- REQUIREMENTS:
Search the records below for the word "货币政策司" and show every line where it occurs.

◇ ◇ ◇ ◇ ◇

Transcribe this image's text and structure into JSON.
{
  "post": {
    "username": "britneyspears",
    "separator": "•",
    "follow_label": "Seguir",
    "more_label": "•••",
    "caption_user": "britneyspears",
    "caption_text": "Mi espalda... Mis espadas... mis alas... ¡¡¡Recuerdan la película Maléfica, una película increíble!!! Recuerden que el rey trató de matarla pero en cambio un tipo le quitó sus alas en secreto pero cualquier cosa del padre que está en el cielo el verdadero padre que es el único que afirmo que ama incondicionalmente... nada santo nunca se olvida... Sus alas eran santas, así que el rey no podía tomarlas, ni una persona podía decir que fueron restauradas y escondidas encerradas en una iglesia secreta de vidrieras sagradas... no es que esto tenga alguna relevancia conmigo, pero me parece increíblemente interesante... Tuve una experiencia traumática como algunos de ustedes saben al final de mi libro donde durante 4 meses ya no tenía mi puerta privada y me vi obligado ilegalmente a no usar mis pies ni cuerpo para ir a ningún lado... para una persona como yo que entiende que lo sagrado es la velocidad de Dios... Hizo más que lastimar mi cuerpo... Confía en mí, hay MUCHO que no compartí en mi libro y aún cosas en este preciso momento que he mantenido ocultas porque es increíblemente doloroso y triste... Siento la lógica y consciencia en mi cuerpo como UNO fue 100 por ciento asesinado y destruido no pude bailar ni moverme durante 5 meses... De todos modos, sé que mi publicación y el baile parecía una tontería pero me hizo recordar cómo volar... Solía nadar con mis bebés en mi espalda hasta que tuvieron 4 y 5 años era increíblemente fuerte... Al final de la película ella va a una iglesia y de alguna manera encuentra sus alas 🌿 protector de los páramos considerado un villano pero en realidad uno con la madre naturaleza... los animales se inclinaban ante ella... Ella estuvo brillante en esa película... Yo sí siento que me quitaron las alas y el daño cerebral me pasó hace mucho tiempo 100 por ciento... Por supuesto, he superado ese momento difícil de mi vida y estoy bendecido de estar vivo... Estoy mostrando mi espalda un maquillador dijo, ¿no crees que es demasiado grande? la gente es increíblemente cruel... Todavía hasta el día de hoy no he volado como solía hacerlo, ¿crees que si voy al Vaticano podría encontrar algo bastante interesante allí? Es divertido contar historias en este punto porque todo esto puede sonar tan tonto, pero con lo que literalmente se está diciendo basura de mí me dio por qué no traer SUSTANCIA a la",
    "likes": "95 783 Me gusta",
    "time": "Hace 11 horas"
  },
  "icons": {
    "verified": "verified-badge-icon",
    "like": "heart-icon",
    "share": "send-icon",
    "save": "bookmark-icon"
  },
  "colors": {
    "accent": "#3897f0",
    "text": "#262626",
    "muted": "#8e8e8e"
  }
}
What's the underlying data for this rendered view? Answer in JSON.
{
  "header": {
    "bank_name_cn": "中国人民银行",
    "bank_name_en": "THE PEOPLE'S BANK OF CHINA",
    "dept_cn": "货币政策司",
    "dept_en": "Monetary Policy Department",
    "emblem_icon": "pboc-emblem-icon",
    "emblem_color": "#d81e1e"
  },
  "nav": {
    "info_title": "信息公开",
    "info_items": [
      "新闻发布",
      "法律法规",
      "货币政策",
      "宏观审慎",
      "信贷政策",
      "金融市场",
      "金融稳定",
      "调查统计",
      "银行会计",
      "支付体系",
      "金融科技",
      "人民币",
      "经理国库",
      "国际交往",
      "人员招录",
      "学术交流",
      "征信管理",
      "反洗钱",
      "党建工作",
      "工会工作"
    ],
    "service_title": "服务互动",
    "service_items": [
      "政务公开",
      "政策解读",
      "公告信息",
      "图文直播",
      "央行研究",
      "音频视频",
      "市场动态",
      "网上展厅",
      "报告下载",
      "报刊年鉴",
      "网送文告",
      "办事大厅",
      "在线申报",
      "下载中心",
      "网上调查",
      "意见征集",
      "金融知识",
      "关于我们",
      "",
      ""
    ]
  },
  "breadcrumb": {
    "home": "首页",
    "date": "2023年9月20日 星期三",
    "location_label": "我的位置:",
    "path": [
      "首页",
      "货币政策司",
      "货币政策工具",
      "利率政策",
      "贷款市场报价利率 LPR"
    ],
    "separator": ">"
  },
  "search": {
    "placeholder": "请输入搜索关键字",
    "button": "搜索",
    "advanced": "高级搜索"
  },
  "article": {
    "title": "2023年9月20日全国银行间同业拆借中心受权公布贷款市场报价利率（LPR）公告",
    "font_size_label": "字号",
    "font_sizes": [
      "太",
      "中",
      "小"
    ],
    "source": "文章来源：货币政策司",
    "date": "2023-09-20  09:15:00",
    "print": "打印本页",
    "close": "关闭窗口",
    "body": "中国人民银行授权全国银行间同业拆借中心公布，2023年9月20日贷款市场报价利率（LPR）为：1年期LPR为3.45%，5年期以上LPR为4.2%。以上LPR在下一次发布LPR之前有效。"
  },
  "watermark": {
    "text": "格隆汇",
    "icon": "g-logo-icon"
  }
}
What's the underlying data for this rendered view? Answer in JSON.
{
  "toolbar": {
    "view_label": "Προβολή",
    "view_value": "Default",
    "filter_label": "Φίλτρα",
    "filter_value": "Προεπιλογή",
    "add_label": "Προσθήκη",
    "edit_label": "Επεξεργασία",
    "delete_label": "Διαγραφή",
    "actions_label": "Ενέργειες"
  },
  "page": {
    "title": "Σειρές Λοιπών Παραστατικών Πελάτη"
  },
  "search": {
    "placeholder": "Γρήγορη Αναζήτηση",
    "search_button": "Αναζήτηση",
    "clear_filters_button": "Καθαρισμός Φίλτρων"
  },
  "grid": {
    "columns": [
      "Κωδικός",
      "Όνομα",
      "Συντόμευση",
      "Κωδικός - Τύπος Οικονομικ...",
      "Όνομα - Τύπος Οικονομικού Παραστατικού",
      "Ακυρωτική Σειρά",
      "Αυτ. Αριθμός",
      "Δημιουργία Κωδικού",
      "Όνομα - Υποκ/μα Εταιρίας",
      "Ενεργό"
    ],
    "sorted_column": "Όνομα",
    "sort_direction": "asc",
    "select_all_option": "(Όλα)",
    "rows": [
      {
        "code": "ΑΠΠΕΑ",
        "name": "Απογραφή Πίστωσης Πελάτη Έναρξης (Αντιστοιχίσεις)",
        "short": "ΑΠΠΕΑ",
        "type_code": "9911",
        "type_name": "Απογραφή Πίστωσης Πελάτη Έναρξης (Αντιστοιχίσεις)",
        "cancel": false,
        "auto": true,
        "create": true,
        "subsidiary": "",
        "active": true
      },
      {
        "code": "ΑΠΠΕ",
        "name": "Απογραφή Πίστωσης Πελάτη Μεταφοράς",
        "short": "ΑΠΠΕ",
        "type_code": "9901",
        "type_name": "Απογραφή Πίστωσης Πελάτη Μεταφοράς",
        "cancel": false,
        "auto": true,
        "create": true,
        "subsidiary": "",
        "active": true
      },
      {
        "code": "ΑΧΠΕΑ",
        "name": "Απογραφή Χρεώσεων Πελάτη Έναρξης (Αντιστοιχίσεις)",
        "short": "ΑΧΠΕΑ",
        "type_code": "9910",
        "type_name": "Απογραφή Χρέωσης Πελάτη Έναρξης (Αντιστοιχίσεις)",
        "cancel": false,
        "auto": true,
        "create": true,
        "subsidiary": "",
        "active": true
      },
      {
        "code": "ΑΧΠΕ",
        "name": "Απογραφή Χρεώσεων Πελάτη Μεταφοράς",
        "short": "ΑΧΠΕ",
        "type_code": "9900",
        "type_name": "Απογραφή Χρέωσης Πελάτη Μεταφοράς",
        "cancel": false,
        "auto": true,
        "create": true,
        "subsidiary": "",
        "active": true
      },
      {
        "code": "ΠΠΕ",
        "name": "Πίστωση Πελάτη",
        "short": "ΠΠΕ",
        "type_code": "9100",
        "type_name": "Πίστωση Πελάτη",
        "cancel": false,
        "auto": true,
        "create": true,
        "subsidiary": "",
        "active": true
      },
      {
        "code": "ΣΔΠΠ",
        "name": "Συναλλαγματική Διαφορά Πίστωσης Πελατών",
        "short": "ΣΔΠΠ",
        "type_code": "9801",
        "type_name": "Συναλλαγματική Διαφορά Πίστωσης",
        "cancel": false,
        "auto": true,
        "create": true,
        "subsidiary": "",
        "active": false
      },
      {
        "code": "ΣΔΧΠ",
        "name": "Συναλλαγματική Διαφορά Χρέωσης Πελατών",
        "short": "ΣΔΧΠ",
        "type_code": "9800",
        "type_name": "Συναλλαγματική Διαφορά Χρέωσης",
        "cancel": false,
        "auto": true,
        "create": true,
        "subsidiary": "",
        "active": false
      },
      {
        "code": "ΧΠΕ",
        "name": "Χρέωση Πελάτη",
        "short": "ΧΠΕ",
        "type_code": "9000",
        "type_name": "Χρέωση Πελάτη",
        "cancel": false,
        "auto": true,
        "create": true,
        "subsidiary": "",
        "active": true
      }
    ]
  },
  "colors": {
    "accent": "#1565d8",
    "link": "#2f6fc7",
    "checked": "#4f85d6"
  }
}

◇ ◇ ◇ ◇ ◇

- COMPLETE OUTPUT:
    "dept_cn": "货币政策司",
      "货币政策司",
    "source": "文章来源：货币政策司",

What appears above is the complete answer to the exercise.